Lay out the entries from the line containing "List UI elements" through the line containing "legend-label: Current Week" as a two-column CSV with the header input,output. Each entry gets one row, with its wording under input and its answer under output, each in a single quoted field with line breaks replaced by spaces.

[Stored data]
----

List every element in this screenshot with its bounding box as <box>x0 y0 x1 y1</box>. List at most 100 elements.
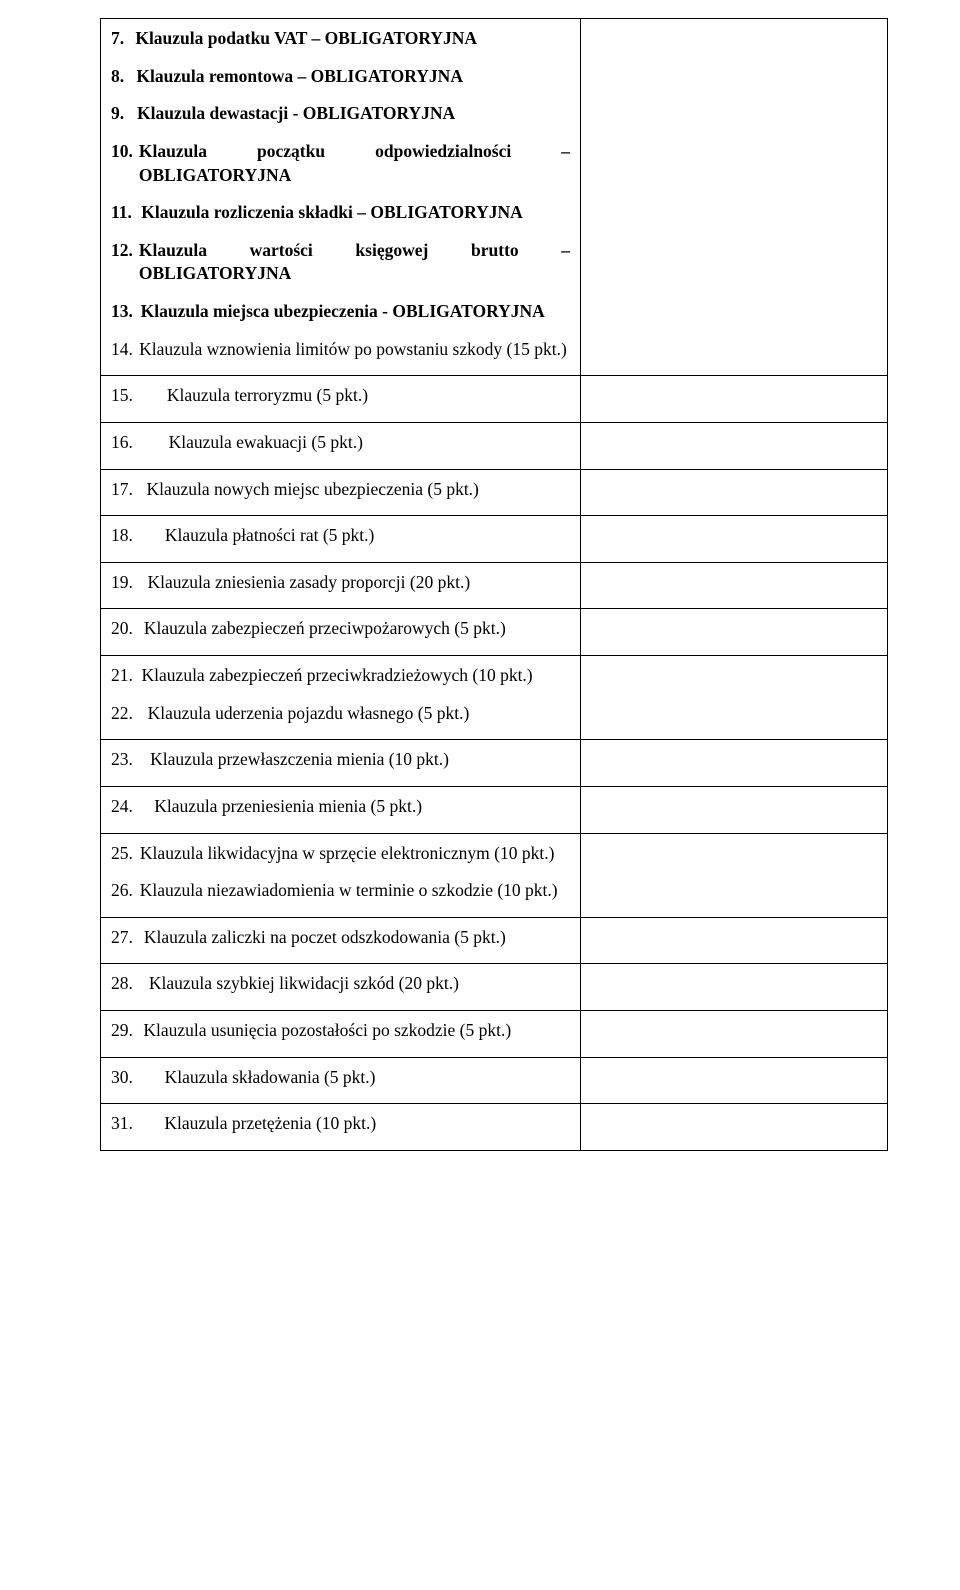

----

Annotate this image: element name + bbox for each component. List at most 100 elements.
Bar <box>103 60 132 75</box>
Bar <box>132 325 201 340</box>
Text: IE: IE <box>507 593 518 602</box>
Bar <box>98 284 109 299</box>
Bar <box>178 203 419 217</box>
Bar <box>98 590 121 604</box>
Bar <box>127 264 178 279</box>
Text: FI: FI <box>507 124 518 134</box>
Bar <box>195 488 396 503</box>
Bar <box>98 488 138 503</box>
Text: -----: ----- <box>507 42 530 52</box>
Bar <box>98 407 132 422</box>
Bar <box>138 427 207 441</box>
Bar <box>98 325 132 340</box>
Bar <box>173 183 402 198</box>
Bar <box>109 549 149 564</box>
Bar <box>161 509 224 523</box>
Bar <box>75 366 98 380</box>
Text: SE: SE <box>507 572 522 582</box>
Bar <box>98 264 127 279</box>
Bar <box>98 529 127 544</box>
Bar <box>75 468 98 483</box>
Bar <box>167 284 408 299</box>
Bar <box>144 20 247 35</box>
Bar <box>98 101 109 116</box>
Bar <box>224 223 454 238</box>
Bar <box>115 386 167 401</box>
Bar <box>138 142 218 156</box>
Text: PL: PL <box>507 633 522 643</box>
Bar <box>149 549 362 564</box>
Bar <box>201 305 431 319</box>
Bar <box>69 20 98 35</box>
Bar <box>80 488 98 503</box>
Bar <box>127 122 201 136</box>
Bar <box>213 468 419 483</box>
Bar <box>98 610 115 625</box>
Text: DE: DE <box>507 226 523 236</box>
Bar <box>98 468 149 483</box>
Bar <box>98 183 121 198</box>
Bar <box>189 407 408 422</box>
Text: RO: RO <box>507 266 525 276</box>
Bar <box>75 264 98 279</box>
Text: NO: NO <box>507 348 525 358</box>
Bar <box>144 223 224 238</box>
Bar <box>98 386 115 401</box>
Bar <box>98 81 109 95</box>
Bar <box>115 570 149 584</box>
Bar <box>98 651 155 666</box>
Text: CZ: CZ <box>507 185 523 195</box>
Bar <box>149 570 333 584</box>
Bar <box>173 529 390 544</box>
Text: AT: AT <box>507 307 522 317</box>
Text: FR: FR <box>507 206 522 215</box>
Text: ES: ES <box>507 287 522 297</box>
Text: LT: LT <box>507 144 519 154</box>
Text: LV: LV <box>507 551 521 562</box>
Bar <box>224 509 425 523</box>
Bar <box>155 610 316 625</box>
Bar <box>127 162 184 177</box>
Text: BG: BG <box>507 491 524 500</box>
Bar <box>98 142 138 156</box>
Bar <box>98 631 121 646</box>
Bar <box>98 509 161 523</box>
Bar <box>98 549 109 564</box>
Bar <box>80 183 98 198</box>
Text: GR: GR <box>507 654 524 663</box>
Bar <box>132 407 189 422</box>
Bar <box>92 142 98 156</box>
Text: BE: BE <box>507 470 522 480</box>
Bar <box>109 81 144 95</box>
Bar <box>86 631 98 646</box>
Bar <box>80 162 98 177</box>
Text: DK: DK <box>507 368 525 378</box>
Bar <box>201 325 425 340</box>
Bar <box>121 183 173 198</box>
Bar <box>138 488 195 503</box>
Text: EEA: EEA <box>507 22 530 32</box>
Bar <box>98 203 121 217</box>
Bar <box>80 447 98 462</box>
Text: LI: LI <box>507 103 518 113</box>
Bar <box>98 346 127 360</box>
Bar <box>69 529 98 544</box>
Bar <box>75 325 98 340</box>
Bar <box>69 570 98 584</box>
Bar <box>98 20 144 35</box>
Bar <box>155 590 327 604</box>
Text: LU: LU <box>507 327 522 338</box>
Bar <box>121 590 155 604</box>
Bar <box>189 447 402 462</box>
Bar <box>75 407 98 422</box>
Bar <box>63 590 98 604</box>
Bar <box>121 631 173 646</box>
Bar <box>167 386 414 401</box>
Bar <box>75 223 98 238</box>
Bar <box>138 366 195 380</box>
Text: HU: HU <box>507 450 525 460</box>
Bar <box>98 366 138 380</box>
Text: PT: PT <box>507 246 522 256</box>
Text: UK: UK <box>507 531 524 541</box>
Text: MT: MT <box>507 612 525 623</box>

----

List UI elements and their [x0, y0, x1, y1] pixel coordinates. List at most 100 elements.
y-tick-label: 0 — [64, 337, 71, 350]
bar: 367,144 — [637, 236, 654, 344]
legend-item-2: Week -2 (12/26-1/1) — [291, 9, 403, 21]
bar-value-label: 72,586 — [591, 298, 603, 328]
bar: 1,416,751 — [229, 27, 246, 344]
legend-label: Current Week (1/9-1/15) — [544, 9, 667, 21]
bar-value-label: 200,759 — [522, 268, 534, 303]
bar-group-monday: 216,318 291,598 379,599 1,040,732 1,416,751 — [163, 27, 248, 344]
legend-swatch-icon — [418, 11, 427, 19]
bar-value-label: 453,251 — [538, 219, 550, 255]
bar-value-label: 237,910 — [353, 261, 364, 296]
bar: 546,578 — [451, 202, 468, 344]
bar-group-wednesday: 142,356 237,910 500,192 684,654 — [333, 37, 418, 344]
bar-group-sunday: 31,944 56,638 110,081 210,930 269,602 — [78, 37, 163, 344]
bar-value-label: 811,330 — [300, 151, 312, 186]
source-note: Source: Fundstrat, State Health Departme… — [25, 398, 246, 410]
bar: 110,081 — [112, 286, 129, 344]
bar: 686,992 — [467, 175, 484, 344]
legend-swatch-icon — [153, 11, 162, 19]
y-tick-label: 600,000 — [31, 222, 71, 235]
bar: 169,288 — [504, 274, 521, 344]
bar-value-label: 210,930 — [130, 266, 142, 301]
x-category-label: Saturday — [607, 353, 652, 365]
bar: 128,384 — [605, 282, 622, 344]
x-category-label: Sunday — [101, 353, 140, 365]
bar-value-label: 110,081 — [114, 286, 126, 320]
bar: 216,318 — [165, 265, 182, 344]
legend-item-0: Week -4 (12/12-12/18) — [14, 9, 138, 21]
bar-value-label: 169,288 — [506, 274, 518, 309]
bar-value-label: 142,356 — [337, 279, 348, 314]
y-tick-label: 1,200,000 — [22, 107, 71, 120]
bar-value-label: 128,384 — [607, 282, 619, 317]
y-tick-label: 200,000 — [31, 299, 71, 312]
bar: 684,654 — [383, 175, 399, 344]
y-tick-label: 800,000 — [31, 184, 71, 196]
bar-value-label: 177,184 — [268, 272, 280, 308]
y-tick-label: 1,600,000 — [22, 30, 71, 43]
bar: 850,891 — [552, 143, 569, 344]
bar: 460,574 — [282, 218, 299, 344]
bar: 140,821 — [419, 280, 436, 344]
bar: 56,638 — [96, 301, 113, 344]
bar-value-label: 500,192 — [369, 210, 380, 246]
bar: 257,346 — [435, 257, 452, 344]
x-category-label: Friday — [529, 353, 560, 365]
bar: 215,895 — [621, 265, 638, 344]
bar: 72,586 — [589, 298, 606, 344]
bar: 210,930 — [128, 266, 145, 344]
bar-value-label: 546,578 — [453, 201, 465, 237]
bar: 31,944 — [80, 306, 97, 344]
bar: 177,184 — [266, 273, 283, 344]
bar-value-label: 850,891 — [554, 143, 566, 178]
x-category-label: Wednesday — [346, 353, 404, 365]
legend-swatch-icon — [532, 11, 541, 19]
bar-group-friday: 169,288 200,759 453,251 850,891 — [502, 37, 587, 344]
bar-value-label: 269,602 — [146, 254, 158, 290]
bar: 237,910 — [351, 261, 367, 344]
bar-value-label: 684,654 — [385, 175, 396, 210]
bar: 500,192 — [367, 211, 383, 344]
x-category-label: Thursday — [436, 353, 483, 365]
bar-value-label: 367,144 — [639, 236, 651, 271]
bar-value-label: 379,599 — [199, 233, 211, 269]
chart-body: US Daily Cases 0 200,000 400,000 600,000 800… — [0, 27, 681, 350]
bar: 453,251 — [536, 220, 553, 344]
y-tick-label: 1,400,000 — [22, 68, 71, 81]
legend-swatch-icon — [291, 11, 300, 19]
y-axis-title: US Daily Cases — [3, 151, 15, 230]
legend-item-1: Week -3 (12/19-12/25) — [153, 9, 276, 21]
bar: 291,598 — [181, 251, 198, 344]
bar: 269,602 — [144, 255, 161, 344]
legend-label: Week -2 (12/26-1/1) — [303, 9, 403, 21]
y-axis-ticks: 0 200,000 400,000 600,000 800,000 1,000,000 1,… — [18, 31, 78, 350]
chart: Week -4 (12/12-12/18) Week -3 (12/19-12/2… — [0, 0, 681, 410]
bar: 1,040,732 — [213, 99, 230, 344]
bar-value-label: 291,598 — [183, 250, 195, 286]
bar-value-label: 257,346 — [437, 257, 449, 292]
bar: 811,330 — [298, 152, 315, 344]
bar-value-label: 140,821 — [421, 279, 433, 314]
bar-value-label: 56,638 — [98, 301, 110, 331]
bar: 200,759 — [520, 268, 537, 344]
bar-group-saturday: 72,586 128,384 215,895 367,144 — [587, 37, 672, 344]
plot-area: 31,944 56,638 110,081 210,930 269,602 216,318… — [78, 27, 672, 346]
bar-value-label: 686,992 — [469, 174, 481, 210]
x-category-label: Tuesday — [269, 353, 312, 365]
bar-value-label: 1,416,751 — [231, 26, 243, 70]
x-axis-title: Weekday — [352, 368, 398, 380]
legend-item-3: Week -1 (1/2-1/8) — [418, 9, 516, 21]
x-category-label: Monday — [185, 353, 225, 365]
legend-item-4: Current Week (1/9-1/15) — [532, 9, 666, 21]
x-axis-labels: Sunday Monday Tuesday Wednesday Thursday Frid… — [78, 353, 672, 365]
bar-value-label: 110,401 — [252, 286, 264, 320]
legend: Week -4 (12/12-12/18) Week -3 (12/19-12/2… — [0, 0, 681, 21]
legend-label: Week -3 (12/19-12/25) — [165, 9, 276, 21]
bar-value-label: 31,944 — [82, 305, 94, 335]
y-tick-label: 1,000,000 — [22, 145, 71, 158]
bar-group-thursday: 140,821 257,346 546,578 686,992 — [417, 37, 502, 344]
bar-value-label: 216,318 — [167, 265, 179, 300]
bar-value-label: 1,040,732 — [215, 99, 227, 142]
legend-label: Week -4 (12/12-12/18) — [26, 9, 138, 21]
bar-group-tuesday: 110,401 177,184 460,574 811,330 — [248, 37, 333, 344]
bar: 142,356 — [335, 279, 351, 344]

----

[Result of this exercise]
input,output
"List UI elements and their [x0, y0, x1, y1] pixel coordinates. List at most 100 elements.","y-tick-label: 0 — [64, 337, 71, 350] bar: 367,144 — [637, 236, 654, 344] legend-item-2: Week -2 (12/26-1/1) — [291, 9, 403, 21] bar-value-label: 72,586 — [591, 298, 603, 328] bar: 1,416,751 — [229, 27, 246, 344] legend-label: Current Week (1/9-1/15) — [544, 9, 667, 21]"